▸ **PROVIDED ENTRIES**:
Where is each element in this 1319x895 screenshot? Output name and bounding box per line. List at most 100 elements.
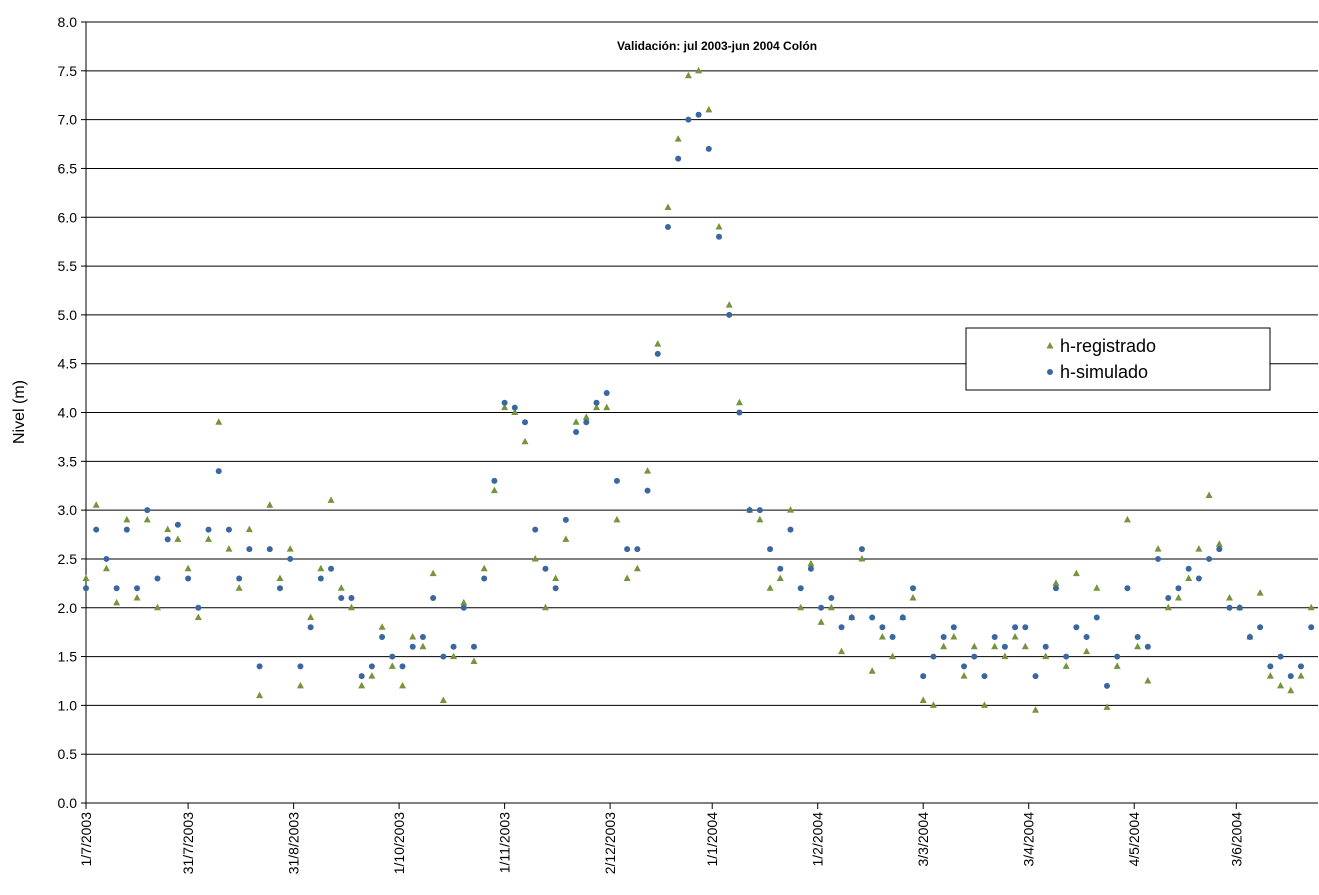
data-point bbox=[1165, 594, 1172, 601]
data-point bbox=[960, 672, 968, 679]
data-point bbox=[777, 565, 784, 572]
data-point bbox=[603, 403, 611, 411]
data-point bbox=[787, 526, 794, 533]
data-point bbox=[184, 564, 192, 572]
data-point bbox=[235, 584, 243, 591]
data-point bbox=[1266, 672, 1274, 679]
data-point bbox=[480, 564, 488, 572]
data-point bbox=[623, 574, 631, 581]
data-point bbox=[1123, 515, 1131, 523]
data-point bbox=[511, 408, 519, 415]
data-point bbox=[164, 536, 171, 543]
data-point bbox=[654, 340, 662, 347]
data-point bbox=[1154, 545, 1162, 552]
data-point bbox=[807, 565, 814, 572]
data-point bbox=[756, 515, 764, 523]
data-point bbox=[317, 564, 325, 572]
data-point bbox=[981, 673, 988, 680]
data-point bbox=[439, 696, 447, 703]
x-tick-label: 31/7/2003 bbox=[180, 812, 196, 874]
data-point bbox=[1083, 647, 1091, 655]
data-point bbox=[348, 594, 355, 601]
data-point bbox=[307, 613, 315, 621]
data-point bbox=[950, 633, 958, 640]
data-point bbox=[552, 574, 560, 581]
data-point bbox=[399, 663, 406, 670]
data-point bbox=[337, 584, 345, 591]
data-point bbox=[481, 575, 488, 582]
data-point bbox=[858, 554, 866, 562]
data-point bbox=[869, 614, 876, 621]
data-point bbox=[705, 145, 712, 152]
data-point bbox=[347, 603, 355, 611]
data-point bbox=[287, 555, 294, 562]
y-tick-label: 2.0 bbox=[58, 600, 78, 616]
data-point bbox=[950, 624, 957, 631]
data-point bbox=[1226, 604, 1233, 611]
data-point bbox=[592, 403, 600, 411]
data-point bbox=[654, 350, 661, 357]
data-point bbox=[572, 418, 580, 425]
y-tick-label: 3.0 bbox=[58, 502, 78, 518]
data-point bbox=[817, 618, 825, 625]
data-point bbox=[674, 135, 682, 142]
data-point bbox=[1175, 585, 1182, 592]
data-point bbox=[1155, 555, 1162, 562]
data-point bbox=[889, 634, 896, 641]
data-point bbox=[531, 554, 539, 562]
data-point bbox=[296, 681, 304, 689]
data-point bbox=[695, 66, 703, 74]
data-point bbox=[899, 614, 906, 621]
data-point bbox=[725, 301, 733, 308]
data-point bbox=[246, 546, 253, 553]
data-point bbox=[429, 569, 437, 577]
data-point bbox=[1205, 491, 1213, 498]
data-point bbox=[552, 585, 559, 592]
data-point bbox=[83, 585, 89, 592]
data-point bbox=[542, 565, 549, 572]
data-point bbox=[1093, 614, 1100, 621]
data-point bbox=[1113, 662, 1121, 669]
data-point bbox=[174, 535, 182, 542]
data-point bbox=[541, 603, 549, 611]
data-point bbox=[297, 663, 304, 670]
x-tick-label: 1/7/2003 bbox=[78, 812, 94, 867]
x-tick-label: 2/12/2003 bbox=[602, 812, 618, 874]
data-point bbox=[797, 603, 805, 611]
data-point bbox=[1052, 585, 1059, 592]
data-point bbox=[797, 585, 804, 592]
data-point bbox=[940, 642, 948, 650]
data-point bbox=[1174, 593, 1182, 601]
data-point bbox=[1185, 574, 1193, 581]
data-point bbox=[583, 419, 590, 426]
y-tick-label: 0.0 bbox=[58, 795, 78, 811]
data-point bbox=[1287, 673, 1294, 680]
data-point bbox=[307, 624, 314, 631]
data-point bbox=[450, 643, 457, 650]
data-point bbox=[1001, 643, 1008, 650]
data-point bbox=[1257, 624, 1264, 631]
data-point bbox=[1062, 662, 1070, 669]
data-point bbox=[266, 546, 273, 553]
data-point bbox=[1022, 624, 1029, 631]
data-point bbox=[910, 585, 917, 592]
data-point bbox=[123, 515, 131, 523]
data-point bbox=[93, 526, 100, 533]
data-point bbox=[440, 653, 447, 660]
x-tick-label: 1/10/2003 bbox=[391, 812, 407, 874]
data-point bbox=[736, 409, 743, 416]
data-point bbox=[746, 507, 753, 514]
data-point bbox=[256, 663, 263, 670]
data-point bbox=[858, 546, 865, 553]
data-point bbox=[143, 515, 151, 523]
data-point bbox=[1072, 569, 1080, 577]
data-point bbox=[1297, 672, 1305, 679]
data-point bbox=[276, 585, 283, 592]
data-point bbox=[1277, 653, 1284, 660]
data-point bbox=[144, 507, 151, 514]
data-point bbox=[1124, 585, 1131, 592]
data-point bbox=[633, 564, 641, 572]
data-point bbox=[603, 389, 610, 396]
data-point bbox=[1307, 603, 1315, 611]
y-tick-label: 1.0 bbox=[58, 697, 78, 713]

▸ **GIVEN REQUEST**: Reproduce the material above line for line, without altering a single character, and leave the picture out of your copy.

▸ **OUTPUT OF THE TASK**:
Where is each element in this 1319x895 screenshot? Output name and bounding box per line. List at most 100 elements.
data-point bbox=[1165, 594, 1172, 601]
data-point bbox=[960, 672, 968, 679]
data-point bbox=[777, 565, 784, 572]
data-point bbox=[603, 403, 611, 411]
data-point bbox=[787, 526, 794, 533]
data-point bbox=[184, 564, 192, 572]
data-point bbox=[235, 584, 243, 591]
data-point bbox=[1266, 672, 1274, 679]
data-point bbox=[480, 564, 488, 572]
data-point bbox=[623, 574, 631, 581]
data-point bbox=[1123, 515, 1131, 523]
data-point bbox=[511, 408, 519, 415]
data-point bbox=[164, 536, 171, 543]
data-point bbox=[654, 340, 662, 347]
data-point bbox=[1154, 545, 1162, 552]
data-point bbox=[807, 565, 814, 572]
data-point bbox=[756, 515, 764, 523]
data-point bbox=[317, 564, 325, 572]
data-point bbox=[981, 673, 988, 680]
data-point bbox=[439, 696, 447, 703]
x-tick-label: 31/7/2003 bbox=[180, 812, 196, 874]
data-point bbox=[1083, 647, 1091, 655]
data-point bbox=[348, 594, 355, 601]
data-point bbox=[307, 613, 315, 621]
data-point bbox=[950, 633, 958, 640]
data-point bbox=[552, 574, 560, 581]
data-point bbox=[399, 663, 406, 670]
data-point bbox=[337, 584, 345, 591]
data-point bbox=[481, 575, 488, 582]
data-point bbox=[858, 554, 866, 562]
data-point bbox=[869, 614, 876, 621]
data-point bbox=[705, 145, 712, 152]
data-point bbox=[347, 603, 355, 611]
data-point bbox=[287, 555, 294, 562]
y-tick-label: 2.0 bbox=[58, 600, 78, 616]
data-point bbox=[950, 624, 957, 631]
data-point bbox=[1226, 604, 1233, 611]
data-point bbox=[592, 403, 600, 411]
data-point bbox=[654, 350, 661, 357]
data-point bbox=[572, 418, 580, 425]
y-tick-label: 3.0 bbox=[58, 502, 78, 518]
data-point bbox=[817, 618, 825, 625]
data-point bbox=[674, 135, 682, 142]
data-point bbox=[1175, 585, 1182, 592]
data-point bbox=[1155, 555, 1162, 562]
data-point bbox=[889, 634, 896, 641]
data-point bbox=[531, 554, 539, 562]
data-point bbox=[296, 681, 304, 689]
data-point bbox=[695, 66, 703, 74]
data-point bbox=[899, 614, 906, 621]
data-point bbox=[725, 301, 733, 308]
data-point bbox=[246, 546, 253, 553]
data-point bbox=[429, 569, 437, 577]
data-point bbox=[1205, 491, 1213, 498]
data-point bbox=[552, 585, 559, 592]
data-point bbox=[83, 585, 89, 592]
data-point bbox=[542, 565, 549, 572]
data-point bbox=[1093, 614, 1100, 621]
data-point bbox=[1113, 662, 1121, 669]
data-point bbox=[174, 535, 182, 542]
data-point bbox=[541, 603, 549, 611]
data-point bbox=[297, 663, 304, 670]
x-tick-label: 1/7/2003 bbox=[78, 812, 94, 867]
x-tick-label: 2/12/2003 bbox=[602, 812, 618, 874]
data-point bbox=[797, 603, 805, 611]
data-point bbox=[1052, 585, 1059, 592]
data-point bbox=[797, 585, 804, 592]
data-point bbox=[940, 642, 948, 650]
data-point bbox=[1174, 593, 1182, 601]
data-point bbox=[1185, 574, 1193, 581]
data-point bbox=[583, 419, 590, 426]
y-tick-label: 0.0 bbox=[58, 795, 78, 811]
data-point bbox=[1287, 673, 1294, 680]
data-point bbox=[307, 624, 314, 631]
data-point bbox=[450, 643, 457, 650]
data-point bbox=[1001, 643, 1008, 650]
data-point bbox=[1257, 624, 1264, 631]
data-point bbox=[1062, 662, 1070, 669]
data-point bbox=[266, 546, 273, 553]
data-point bbox=[1022, 624, 1029, 631]
data-point bbox=[910, 585, 917, 592]
data-point bbox=[123, 515, 131, 523]
data-point bbox=[93, 526, 100, 533]
data-point bbox=[440, 653, 447, 660]
x-tick-label: 1/10/2003 bbox=[391, 812, 407, 874]
data-point bbox=[736, 409, 743, 416]
data-point bbox=[746, 507, 753, 514]
data-point bbox=[256, 663, 263, 670]
data-point bbox=[858, 546, 865, 553]
data-point bbox=[143, 515, 151, 523]
data-point bbox=[1072, 569, 1080, 577]
data-point bbox=[1297, 672, 1305, 679]
data-point bbox=[276, 585, 283, 592]
data-point bbox=[1277, 653, 1284, 660]
data-point bbox=[144, 507, 151, 514]
data-point bbox=[1124, 585, 1131, 592]
data-point bbox=[633, 564, 641, 572]
data-point bbox=[603, 389, 610, 396]
data-point bbox=[1307, 603, 1315, 611]
y-tick-label: 1.0 bbox=[58, 697, 78, 713]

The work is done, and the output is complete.